Task brief
Extract the complete listing and output it unchanged.

Given records
▶

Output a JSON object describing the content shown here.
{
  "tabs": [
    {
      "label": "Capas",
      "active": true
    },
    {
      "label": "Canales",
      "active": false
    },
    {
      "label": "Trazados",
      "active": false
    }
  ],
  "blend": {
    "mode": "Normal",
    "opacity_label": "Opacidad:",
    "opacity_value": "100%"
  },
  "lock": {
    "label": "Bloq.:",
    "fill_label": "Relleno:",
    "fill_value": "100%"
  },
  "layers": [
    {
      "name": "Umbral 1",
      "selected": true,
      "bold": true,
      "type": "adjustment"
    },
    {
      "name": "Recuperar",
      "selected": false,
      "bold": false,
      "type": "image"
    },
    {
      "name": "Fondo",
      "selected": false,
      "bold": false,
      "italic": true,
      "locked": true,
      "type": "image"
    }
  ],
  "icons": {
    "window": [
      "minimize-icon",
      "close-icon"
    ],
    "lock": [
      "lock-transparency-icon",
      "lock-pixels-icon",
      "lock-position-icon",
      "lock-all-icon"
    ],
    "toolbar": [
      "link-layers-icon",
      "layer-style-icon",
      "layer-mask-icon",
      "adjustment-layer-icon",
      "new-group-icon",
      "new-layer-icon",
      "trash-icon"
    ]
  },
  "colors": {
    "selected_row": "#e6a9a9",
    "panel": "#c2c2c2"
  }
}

◀

Task answer
Output a JSON object describing the content shown here.
{
  "tabs": [
    {
      "label": "Capas",
      "active": true
    },
    {
      "label": "Canales",
      "active": false
    },
    {
      "label": "Trazados",
      "active": false
    }
  ],
  "blend": {
    "mode": "Normal",
    "opacity_label": "Opacidad:",
    "opacity_value": "100%"
  },
  "lock": {
    "label": "Bloq.:",
    "fill_label": "Relleno:",
    "fill_value": "100%"
  },
  "layers": [
    {
      "name": "Umbral 1",
      "selected": true,
      "bold": true,
      "type": "adjustment"
    },
    {
      "name": "Recuperar",
      "selected": false,
      "bold": false,
      "type": "image"
    },
    {
      "name": "Fondo",
      "selected": false,
      "bold": false,
      "italic": true,
      "locked": true,
      "type": "image"
    }
  ],
  "icons": {
    "window": [
      "minimize-icon",
      "close-icon"
    ],
    "lock": [
      "lock-transparency-icon",
      "lock-pixels-icon",
      "lock-position-icon",
      "lock-all-icon"
    ],
    "toolbar": [
      "link-layers-icon",
      "layer-style-icon",
      "layer-mask-icon",
      "adjustment-layer-icon",
      "new-group-icon",
      "new-layer-icon",
      "trash-icon"
    ]
  },
  "colors": {
    "selected_row": "#e6a9a9",
    "panel": "#c2c2c2"
  }
}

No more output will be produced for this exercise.